### Text segment
(begin)

All of lore.kernel.org
 help / color / mirror / Atom feed
From: "Thomas Hellström" <thomas.hellstrom@linux.intel.com>
To: Matthew Auld <matthew.auld@intel.com>,
	Rodrigo Vivi <rodrigo.vivi@kernel.org>
Cc: intel-xe@lists.freedesktop.org, Rodrigo Vivi <rodrigo.vivi@intel.com>
Subject: Re: [Intel-xe] [PATCH 2/3] drm/xe: fix xe_device_mem_access_get() race
Date: Mon, 15 May 2023 11:22:22 +0200	[thread overview]
Message-ID: <0bbe5a45-e908-bbf0-a553-d9f09a9ab4f4@linux.intel.com> (raw)
In-Reply-To: <09216a54-1a54-9300-2bc4-57e330da37bd@intel.com>


On 5/15/23 11:04, Matthew Auld wrote:
> On 15/05/2023 09:44, Thomas Hellström wrote:
>> Hi, Matthew,
>>
>> On 5/12/23 17:56, Matthew Auld wrote:
>>> On 12/05/2023 15:32, Rodrigo Vivi wrote:
>>>> On Thu, May 11, 2023 at 12:43:36PM +0100, Matthew Auld wrote:
>>>>> On 05/05/2023 17:44, Rodrigo Vivi wrote:
>>>>>> On Fri, May 05, 2023 at 04:38:53PM +0100, Matthew Auld wrote:
>>>>>>> It looks like there is at least one race here, given that the
>>>>>>> pm_runtime_suspended() check looks to return false if we are in the
>>>>>>> process of suspending the device (RPM_SUSPENDING vs 
>>>>>>> RPM_SUSPENDED). We
>>>>>>> later also do xe_pm_runtime_get_if_active(), but since the 
>>>>>>> device is
>>>>>>> suspending or has now suspended, this doesn't do anything either.
>>>>>>> Following from this we can potentially return from
>>>>>>> xe_device_mem_access_get() with the device suspended or about to 
>>>>>>> be,
>>>>>>> leading to broken behaviour.
>>>>>>>
>>>>>>> Attempt to fix this by always grabbing the runtime ref when our 
>>>>>>> internal
>>>>>>> ref transitions from 0 -> 1, and then wrap the whole thing with 
>>>>>>> a lock
>>>>>>> to ensure callers are serialized.

(end)

### Given data
(begin)

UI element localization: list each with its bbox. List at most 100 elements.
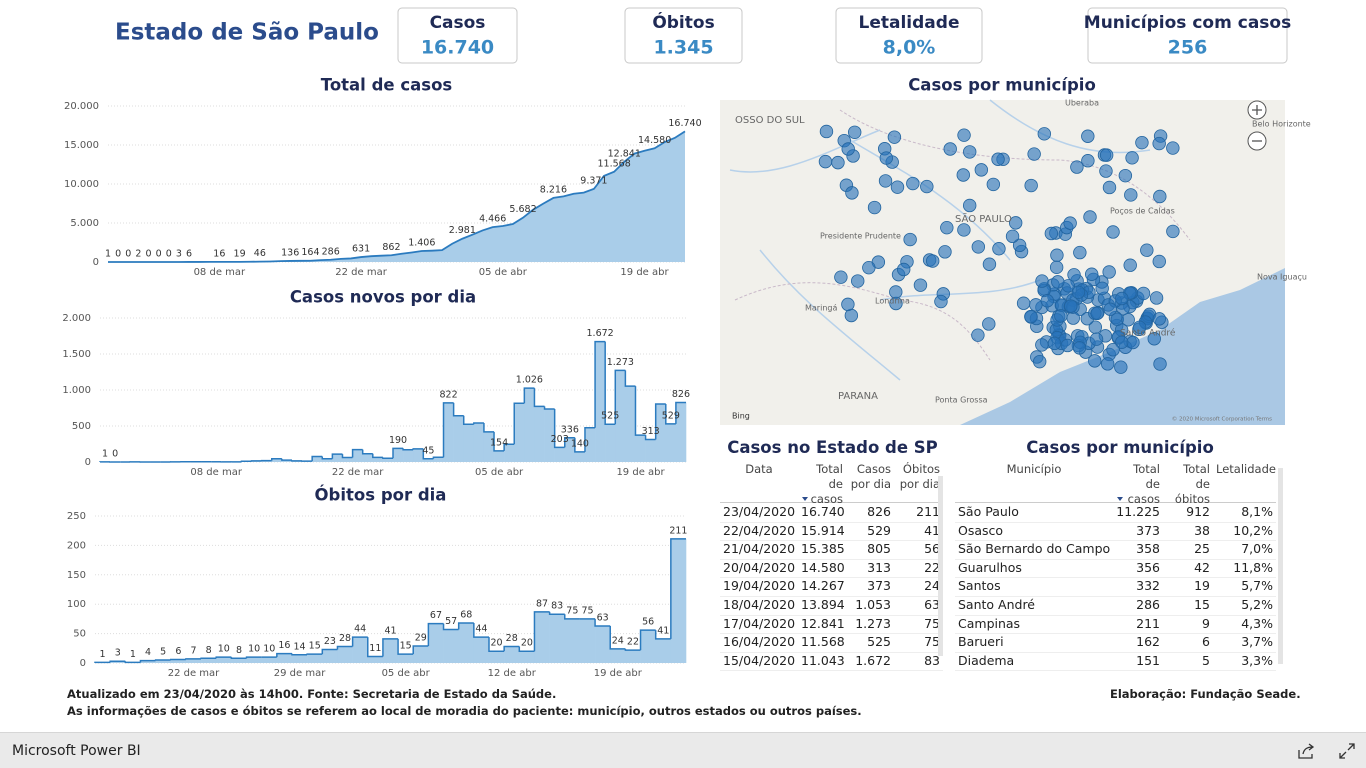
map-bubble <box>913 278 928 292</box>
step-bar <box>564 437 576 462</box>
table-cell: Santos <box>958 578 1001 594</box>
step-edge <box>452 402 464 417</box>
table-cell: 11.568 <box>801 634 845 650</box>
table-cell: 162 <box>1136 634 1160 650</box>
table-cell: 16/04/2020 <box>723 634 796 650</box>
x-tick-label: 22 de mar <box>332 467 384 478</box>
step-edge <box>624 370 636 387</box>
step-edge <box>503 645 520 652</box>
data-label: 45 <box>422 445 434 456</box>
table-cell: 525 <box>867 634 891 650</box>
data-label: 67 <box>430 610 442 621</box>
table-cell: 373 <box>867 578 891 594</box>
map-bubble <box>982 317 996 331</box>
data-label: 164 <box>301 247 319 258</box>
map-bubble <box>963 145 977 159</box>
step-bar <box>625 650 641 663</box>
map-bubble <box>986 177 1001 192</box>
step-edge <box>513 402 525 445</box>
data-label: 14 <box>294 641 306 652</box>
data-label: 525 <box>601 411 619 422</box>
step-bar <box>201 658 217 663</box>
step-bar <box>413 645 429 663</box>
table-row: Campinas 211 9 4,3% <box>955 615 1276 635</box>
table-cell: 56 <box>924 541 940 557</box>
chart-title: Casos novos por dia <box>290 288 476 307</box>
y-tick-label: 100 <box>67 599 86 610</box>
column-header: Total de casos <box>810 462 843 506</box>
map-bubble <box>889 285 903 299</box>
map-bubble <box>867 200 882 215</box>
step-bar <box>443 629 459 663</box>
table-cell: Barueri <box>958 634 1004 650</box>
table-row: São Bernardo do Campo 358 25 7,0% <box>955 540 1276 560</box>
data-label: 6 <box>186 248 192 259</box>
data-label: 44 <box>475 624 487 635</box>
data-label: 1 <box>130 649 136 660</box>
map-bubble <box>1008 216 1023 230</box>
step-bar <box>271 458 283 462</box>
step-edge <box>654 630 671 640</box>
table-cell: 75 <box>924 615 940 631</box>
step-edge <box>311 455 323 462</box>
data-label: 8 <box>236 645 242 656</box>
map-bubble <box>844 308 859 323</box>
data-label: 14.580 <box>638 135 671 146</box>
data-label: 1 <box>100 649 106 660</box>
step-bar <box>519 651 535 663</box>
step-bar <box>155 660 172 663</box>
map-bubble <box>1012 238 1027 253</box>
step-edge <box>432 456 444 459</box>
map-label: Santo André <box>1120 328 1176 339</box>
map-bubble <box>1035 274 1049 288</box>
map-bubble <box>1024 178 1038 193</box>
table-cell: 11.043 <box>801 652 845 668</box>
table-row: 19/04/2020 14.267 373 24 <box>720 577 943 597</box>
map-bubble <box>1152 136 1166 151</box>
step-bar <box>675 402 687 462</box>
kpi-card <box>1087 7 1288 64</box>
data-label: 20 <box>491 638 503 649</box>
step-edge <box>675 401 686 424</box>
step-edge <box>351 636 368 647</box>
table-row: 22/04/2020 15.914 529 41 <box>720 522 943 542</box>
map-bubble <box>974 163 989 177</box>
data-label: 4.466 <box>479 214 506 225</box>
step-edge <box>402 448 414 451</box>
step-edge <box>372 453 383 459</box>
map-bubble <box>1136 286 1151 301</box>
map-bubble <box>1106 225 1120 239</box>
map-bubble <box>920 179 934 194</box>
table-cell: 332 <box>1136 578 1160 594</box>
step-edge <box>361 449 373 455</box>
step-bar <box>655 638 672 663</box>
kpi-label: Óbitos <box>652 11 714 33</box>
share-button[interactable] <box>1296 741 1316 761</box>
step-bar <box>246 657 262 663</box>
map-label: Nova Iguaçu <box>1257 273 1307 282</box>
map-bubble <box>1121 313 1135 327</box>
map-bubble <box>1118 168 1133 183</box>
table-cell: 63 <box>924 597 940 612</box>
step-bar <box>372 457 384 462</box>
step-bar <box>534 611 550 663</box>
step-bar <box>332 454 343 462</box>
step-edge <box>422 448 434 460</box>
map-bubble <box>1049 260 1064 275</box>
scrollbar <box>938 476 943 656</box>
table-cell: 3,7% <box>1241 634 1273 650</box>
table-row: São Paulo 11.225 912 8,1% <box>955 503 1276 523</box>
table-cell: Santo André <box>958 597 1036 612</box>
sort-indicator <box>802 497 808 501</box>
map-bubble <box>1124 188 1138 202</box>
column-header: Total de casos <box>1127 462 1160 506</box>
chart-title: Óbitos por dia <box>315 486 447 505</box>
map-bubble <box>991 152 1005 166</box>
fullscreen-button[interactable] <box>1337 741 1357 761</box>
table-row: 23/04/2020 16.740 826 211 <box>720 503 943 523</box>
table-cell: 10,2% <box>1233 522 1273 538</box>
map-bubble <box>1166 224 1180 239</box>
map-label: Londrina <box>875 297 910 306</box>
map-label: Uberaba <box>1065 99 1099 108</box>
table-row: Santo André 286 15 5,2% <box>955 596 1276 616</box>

(end)
(begin)

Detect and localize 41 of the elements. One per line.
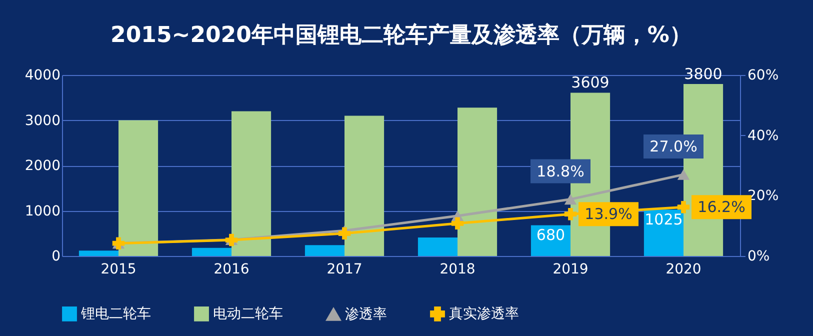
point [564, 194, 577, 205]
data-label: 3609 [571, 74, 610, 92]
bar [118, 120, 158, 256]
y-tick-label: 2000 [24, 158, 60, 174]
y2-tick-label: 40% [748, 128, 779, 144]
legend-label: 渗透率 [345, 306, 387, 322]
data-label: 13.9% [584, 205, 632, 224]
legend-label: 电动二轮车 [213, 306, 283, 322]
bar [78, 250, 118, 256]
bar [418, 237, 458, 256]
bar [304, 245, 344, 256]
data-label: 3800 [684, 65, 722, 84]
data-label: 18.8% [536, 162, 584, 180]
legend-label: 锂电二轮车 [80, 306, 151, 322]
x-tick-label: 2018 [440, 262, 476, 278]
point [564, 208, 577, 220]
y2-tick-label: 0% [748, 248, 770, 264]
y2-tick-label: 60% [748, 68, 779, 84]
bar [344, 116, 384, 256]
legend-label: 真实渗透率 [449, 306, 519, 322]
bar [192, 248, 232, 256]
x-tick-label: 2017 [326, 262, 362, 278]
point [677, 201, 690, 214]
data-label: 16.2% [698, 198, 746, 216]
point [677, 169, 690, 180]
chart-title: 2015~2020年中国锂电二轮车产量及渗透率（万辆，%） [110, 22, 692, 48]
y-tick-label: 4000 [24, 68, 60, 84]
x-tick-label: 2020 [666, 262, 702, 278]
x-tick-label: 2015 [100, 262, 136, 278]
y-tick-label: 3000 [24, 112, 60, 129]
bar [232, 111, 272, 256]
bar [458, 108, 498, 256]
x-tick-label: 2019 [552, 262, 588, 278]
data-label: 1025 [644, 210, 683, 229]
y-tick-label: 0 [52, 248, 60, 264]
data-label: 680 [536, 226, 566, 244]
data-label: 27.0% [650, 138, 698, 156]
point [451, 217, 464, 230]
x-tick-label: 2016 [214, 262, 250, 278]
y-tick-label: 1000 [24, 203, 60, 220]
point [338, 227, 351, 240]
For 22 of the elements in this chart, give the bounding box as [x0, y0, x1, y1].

(end)
(begin)

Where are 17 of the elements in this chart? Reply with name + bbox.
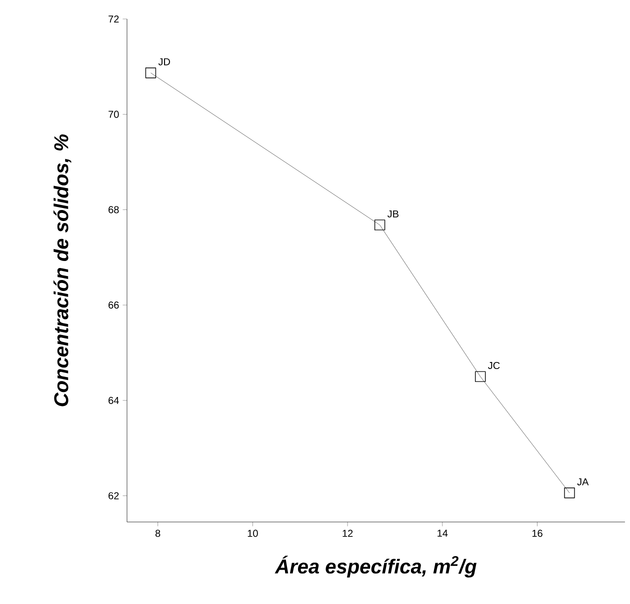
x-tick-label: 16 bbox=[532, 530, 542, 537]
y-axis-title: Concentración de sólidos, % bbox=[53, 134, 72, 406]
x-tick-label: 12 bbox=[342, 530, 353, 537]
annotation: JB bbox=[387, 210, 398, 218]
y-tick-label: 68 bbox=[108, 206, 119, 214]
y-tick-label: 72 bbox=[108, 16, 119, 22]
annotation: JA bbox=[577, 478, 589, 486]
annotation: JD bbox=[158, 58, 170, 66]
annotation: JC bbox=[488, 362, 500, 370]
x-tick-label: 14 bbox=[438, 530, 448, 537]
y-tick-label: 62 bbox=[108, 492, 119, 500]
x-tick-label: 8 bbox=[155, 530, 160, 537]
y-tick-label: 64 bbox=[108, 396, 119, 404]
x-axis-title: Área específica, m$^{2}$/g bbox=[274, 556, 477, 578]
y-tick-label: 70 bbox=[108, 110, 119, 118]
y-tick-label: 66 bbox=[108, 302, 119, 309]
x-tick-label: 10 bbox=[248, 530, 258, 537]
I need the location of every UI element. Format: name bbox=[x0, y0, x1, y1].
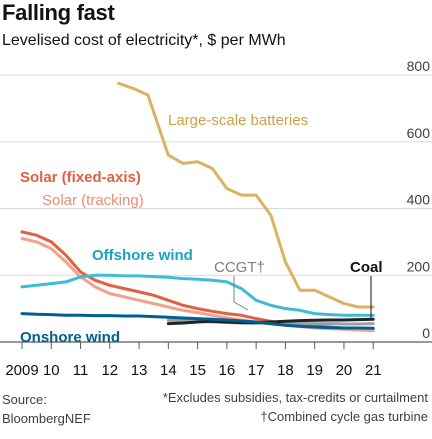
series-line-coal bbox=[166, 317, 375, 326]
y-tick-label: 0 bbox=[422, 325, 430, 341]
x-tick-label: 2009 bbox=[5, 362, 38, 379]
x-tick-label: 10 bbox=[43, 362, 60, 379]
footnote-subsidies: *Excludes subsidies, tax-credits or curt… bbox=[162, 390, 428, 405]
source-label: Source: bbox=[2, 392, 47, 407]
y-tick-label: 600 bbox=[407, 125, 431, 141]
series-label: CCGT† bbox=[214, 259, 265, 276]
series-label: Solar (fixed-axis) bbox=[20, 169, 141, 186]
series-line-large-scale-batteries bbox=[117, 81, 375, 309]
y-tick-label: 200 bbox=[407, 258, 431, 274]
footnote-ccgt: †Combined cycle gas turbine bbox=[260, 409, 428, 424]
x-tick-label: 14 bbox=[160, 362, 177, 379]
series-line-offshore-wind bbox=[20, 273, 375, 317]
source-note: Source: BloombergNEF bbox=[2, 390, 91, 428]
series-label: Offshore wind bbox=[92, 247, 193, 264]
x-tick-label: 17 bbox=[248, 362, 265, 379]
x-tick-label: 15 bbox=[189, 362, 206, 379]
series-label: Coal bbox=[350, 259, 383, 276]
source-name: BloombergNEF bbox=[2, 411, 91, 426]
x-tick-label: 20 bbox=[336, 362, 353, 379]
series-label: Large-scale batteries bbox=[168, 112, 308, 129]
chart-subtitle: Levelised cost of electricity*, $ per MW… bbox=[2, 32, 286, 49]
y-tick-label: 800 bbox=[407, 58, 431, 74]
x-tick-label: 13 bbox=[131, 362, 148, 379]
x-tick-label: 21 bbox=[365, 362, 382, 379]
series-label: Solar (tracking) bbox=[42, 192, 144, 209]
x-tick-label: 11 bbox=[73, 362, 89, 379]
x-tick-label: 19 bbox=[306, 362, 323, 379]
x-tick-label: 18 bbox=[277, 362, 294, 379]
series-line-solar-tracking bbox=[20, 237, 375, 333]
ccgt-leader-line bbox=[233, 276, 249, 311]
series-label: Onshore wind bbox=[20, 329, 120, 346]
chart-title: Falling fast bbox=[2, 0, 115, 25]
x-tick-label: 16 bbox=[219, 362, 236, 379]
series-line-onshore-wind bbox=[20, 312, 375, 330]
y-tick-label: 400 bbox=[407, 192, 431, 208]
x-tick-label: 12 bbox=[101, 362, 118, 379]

(end)

### Work instructions
a) From the records, extract every line starting with the one containing "map-bubble <box>913 278 928 292</box>" and continuing through the one containing "table-cell: 525 <box>867 634 891 650</box>", copied verbatim.
b) Continue the mailing list message about the xe_device_mem_access_get() race fix from the point where it stops.
The mailing list message and the records have nothing to do with each other.

### Final answers
a)
map-bubble <box>913 278 928 292</box>
step-bar <box>564 437 576 462</box>
table-cell: Santos <box>958 578 1001 594</box>
step-edge <box>452 402 464 417</box>
table-cell: 11.568 <box>801 634 845 650</box>
table-cell: 162 <box>1136 634 1160 650</box>
table-cell: 16/04/2020 <box>723 634 796 650</box>
x-tick-label: 22 de mar <box>332 467 384 478</box>
step-edge <box>624 370 636 387</box>
step-edge <box>503 645 520 652</box>
data-label: 45 <box>422 445 434 456</box>
table-cell: 525 <box>867 634 891 650</box>

b)
>>>>>>>
>>>>>>> Closes: https://gitlab.freedesktop.org/drm/xe/kernel/-/issues/258
>>>>>>> Signed-off-by: Matthew Auld <matthew.auld@intel.com>
>>>>>>> Cc: Rodrigo Vivi <rodrigo.vivi@intel.com>
>>>>>>> Cc: Thomas Hellström <thomas.hellstrom@linux.intel.com>
>>>>>>> Cc: Matthew Brost <matthew.brost@intel.com>
>>>>>>> ---
>>>>>>>    drivers/gpu/drm/xe/xe_device.c       | 11 +++--------
>>>>>>>    drivers/gpu/drm/xe/xe_device_types.h |  5 ++++-
>>>>>>>    drivers/gpu/drm/xe/xe_pm.c           |  9 ++-------
>>>>>>>    drivers/gpu/drm/xe/xe_pm.h           |  2 +-
>>>>>>>    4 files changed, 10 insertions(+), 17 deletions(-)
>>>>>>>
>>>>>>> diff --git a/drivers/gpu/drm/xe/xe_device.c 
>>>>>>> b/drivers/gpu/drm/xe/xe_device.c
>>>>>>> index 01c497bcf9a5..0a18b41a0e1a 100644
>>>>>>> --- a/drivers/gpu/drm/xe/xe_device.c
>>>>>>> +++ b/drivers/gpu/drm/xe/xe_device.c
>>>>>>> @@ -406,17 +406,12 @@ u32 xe_device_ccs_bytes(struct xe_device 
>>>>>>> *xe, u64 size)
>>>>>>>    void xe_device_mem_access_get(struct xe_device *xe)
>>>>>>>    {
>>>>>>> -    bool resumed = xe_pm_runtime_resume_if_suspended(xe);
>>>>>>> -
>>>>>>>        mutex_lock(&xe->mem_access.lock);
>>>>>>> -    if (xe->mem_access.ref++ == 0)
>>>>>>> -        xe->mem_access.hold_rpm = xe_pm_runtime_get_if_active(xe);
>>>>>>> +    if (xe->mem_access.ref == 0)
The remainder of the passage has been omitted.